■ **Dataset entries**:
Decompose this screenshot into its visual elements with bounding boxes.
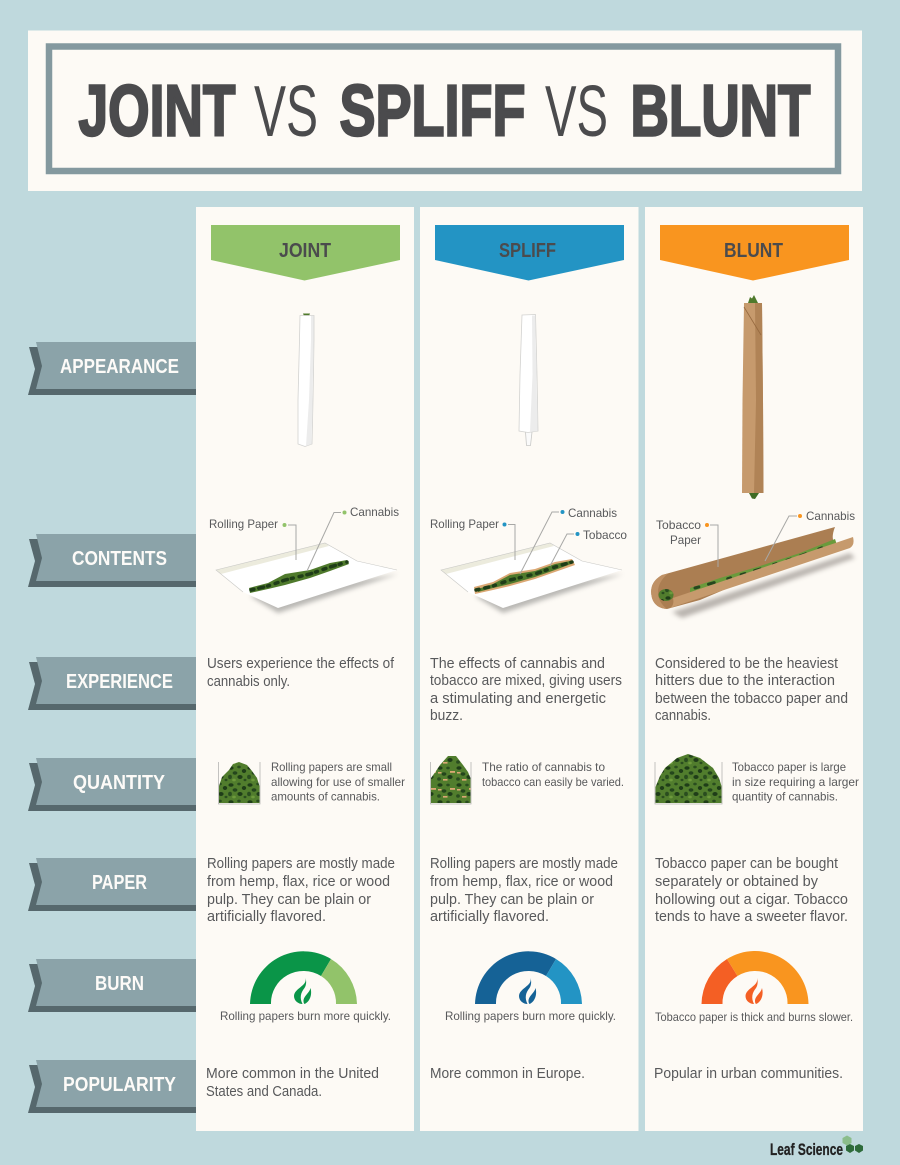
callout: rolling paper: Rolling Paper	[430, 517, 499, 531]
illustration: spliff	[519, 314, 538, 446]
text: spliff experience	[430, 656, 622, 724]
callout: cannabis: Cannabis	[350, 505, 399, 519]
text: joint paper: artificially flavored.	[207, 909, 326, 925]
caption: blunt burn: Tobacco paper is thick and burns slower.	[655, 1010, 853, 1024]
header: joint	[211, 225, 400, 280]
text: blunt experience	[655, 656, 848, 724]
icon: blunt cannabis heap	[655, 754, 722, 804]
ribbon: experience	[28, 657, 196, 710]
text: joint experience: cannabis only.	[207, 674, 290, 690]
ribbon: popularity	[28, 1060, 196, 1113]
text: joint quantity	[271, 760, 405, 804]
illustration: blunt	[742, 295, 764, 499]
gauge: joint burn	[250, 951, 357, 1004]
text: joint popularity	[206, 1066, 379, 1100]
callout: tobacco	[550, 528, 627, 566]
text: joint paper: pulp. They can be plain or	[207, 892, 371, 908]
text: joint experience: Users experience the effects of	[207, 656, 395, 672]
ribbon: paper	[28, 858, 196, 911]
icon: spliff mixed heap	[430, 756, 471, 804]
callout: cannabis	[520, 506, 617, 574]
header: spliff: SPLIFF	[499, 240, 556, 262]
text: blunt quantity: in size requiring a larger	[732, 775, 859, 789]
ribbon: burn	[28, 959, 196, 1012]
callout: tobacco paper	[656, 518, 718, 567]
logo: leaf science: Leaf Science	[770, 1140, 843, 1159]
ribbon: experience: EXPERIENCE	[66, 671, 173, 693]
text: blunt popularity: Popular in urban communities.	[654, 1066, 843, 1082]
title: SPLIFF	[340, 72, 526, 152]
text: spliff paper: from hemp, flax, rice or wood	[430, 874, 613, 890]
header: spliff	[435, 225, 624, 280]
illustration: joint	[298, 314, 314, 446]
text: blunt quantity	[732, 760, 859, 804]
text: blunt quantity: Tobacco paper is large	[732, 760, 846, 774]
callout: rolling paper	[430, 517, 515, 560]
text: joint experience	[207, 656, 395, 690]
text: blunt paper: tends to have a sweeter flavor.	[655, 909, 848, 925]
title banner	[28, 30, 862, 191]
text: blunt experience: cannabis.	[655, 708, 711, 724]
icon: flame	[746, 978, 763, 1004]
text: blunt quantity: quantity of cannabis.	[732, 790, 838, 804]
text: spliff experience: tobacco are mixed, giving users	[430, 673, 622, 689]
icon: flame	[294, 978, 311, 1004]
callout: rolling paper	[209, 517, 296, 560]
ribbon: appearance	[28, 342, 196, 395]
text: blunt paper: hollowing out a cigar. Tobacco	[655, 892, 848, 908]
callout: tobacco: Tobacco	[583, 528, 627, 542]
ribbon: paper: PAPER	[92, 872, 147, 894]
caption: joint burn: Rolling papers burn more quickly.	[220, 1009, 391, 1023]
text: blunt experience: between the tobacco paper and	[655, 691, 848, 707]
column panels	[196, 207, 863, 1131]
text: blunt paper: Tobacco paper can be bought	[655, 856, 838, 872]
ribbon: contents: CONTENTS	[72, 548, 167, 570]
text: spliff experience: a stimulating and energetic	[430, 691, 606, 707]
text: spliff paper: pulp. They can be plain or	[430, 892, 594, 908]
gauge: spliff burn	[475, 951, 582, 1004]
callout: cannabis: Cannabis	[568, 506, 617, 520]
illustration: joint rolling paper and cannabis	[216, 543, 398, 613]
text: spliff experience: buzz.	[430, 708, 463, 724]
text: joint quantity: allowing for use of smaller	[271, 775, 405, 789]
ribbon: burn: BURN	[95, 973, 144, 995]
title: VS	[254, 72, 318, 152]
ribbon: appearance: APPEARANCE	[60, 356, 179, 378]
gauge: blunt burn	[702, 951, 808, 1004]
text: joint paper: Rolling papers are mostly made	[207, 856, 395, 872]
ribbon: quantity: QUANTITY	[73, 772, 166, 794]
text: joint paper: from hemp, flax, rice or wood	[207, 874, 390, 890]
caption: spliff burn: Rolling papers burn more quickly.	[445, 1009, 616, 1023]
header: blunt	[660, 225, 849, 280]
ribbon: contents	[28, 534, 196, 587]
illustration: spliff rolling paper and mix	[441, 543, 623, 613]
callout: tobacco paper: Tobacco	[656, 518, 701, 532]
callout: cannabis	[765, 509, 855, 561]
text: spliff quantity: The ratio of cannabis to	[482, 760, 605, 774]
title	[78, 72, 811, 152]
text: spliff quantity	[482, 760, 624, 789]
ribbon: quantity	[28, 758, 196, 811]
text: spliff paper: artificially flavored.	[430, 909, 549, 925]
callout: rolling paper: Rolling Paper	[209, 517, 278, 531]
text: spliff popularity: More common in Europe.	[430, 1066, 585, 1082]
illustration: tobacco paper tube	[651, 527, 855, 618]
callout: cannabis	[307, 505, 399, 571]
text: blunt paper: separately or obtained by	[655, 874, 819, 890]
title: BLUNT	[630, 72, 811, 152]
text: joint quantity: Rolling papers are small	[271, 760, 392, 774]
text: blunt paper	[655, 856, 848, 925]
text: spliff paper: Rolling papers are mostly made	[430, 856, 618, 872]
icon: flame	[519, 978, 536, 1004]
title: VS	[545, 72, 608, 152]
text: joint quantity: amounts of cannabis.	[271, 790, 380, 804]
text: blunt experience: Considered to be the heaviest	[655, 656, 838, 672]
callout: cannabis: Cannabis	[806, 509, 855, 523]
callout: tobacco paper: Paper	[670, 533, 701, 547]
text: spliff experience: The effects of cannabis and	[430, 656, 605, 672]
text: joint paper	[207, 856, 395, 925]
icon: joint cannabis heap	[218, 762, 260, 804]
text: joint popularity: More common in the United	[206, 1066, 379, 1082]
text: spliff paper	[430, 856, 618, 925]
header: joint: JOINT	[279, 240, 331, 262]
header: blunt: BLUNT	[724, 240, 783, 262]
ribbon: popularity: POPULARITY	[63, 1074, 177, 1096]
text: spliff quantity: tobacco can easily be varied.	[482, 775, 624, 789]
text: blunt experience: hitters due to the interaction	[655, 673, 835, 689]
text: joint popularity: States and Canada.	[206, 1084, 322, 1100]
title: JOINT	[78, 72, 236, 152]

--

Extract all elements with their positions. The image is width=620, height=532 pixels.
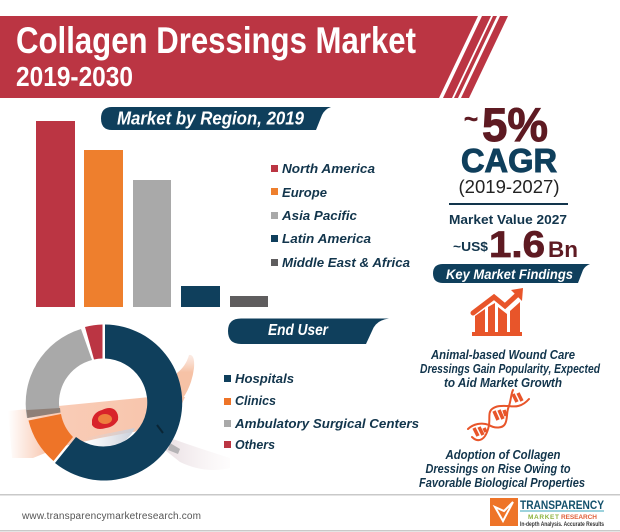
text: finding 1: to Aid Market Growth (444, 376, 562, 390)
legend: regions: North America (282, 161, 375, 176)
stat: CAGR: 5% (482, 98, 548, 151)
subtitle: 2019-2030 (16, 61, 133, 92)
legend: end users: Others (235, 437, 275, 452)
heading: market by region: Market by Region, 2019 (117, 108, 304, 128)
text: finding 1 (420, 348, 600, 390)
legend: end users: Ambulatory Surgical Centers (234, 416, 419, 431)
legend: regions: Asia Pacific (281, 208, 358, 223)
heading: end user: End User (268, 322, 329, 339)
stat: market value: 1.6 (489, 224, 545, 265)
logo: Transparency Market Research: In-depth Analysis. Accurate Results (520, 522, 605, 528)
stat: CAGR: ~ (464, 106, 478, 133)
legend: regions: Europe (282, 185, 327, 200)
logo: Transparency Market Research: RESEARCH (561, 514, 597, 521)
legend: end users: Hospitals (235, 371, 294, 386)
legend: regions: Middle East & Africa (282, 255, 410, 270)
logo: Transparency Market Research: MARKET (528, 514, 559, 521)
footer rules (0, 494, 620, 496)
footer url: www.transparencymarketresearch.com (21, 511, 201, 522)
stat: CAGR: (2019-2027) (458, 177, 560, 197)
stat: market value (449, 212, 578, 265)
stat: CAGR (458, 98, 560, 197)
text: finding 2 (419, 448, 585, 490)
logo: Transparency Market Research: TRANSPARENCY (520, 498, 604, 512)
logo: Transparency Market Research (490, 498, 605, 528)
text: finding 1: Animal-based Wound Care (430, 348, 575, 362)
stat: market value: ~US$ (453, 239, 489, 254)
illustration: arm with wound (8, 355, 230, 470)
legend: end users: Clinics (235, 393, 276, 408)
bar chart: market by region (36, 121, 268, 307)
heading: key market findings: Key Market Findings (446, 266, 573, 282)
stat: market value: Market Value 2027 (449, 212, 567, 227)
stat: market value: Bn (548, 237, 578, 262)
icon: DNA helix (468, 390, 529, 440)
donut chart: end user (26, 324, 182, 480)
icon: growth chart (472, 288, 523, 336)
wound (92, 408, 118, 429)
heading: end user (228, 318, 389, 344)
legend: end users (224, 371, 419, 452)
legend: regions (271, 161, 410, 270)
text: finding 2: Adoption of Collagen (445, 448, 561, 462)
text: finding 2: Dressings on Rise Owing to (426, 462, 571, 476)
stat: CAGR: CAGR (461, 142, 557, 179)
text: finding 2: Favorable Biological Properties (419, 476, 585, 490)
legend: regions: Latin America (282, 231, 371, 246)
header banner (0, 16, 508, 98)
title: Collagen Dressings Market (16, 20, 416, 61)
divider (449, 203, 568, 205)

--

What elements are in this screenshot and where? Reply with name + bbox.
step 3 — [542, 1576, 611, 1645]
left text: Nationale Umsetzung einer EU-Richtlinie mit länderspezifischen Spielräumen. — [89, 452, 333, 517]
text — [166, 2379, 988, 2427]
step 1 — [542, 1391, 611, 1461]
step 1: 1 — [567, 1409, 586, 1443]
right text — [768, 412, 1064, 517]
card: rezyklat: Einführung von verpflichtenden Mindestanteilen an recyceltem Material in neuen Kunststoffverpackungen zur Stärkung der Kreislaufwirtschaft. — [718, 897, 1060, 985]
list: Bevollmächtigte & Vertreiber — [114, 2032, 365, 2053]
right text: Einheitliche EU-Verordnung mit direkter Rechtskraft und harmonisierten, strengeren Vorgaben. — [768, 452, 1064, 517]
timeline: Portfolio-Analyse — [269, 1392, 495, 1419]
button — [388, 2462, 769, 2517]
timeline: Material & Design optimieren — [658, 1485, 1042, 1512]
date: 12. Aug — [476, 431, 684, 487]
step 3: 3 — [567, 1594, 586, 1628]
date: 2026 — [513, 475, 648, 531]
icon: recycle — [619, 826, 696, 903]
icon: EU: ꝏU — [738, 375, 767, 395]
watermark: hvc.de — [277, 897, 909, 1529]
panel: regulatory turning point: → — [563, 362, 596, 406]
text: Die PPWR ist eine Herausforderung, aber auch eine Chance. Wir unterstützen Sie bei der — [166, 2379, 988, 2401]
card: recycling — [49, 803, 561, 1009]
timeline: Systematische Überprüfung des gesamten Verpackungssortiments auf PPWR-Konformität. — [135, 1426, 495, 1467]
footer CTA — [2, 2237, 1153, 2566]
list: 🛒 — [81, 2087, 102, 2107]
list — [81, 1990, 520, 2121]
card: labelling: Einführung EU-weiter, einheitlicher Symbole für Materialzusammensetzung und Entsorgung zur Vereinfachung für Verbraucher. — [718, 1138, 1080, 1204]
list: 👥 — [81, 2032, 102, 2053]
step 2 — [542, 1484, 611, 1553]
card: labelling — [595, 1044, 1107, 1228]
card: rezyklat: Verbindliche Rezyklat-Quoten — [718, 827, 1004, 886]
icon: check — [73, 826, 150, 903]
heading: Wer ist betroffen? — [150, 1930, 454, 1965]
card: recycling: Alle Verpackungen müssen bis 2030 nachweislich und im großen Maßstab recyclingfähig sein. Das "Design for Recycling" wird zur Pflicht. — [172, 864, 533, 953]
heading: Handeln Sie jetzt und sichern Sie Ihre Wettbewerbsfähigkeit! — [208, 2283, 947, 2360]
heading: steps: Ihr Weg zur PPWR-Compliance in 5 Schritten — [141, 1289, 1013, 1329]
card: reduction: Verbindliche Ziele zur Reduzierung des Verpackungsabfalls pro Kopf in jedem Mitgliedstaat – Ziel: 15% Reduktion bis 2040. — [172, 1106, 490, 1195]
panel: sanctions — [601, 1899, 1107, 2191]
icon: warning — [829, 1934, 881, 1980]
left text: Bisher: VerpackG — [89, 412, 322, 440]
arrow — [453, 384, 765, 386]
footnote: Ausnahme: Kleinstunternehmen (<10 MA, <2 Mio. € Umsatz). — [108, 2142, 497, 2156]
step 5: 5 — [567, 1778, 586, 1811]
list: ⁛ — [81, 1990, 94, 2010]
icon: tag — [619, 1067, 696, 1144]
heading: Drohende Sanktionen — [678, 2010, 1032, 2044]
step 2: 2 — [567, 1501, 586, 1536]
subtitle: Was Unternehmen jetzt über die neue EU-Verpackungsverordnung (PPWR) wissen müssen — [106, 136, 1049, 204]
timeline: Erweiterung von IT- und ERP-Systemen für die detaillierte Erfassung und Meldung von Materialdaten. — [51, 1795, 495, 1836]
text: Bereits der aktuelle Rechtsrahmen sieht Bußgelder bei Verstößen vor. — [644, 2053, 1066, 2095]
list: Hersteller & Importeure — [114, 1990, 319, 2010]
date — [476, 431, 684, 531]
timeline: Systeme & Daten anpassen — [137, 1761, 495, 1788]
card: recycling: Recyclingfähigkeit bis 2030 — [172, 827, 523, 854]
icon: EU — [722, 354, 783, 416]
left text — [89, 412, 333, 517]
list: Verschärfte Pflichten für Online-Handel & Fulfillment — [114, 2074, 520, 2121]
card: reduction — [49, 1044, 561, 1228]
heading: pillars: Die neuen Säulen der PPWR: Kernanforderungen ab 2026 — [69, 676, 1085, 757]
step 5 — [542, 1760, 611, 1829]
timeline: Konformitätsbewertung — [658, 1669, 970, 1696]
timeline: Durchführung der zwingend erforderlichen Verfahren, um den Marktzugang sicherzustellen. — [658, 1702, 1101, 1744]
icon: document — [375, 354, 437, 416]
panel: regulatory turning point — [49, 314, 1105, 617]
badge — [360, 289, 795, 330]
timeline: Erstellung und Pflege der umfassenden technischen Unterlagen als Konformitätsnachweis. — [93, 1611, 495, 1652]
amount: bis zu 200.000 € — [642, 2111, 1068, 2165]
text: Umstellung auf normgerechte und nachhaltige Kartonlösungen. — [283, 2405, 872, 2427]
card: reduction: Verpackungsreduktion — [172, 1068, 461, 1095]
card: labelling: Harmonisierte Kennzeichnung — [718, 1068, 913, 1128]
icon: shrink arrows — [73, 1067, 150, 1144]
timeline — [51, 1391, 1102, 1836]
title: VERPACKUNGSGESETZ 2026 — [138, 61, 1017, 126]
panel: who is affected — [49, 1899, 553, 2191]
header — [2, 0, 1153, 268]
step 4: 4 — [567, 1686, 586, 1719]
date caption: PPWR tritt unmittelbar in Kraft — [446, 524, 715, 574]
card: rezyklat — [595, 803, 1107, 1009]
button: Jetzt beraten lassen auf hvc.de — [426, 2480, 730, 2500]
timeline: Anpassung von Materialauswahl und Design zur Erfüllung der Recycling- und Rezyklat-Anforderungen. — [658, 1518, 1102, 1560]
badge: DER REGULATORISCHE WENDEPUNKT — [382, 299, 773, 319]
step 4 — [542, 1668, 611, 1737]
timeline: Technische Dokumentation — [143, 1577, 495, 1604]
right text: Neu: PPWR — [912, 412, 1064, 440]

■ **Work to do**: Can you repeat verbatim the data lines between the line containing "text: finding 1: to" and the line containing "heading: end user: End", inclusive?

■ **The solution**:
text: finding 1: to Aid Market Growth (444, 376, 562, 390)
legend: regions: North America (282, 161, 375, 176)
stat: CAGR: 5% (482, 98, 548, 151)
subtitle: 2019-2030 (16, 61, 133, 92)
legend: end users: Others (235, 437, 275, 452)
heading: market by region: Market by Region, 2019 (117, 108, 304, 128)
text: finding 1 (420, 348, 600, 390)
legend: end users: Ambulatory Surgical Centers (234, 416, 419, 431)
legend: regions: Asia Pacific (281, 208, 358, 223)
heading: end user: End User (268, 322, 329, 339)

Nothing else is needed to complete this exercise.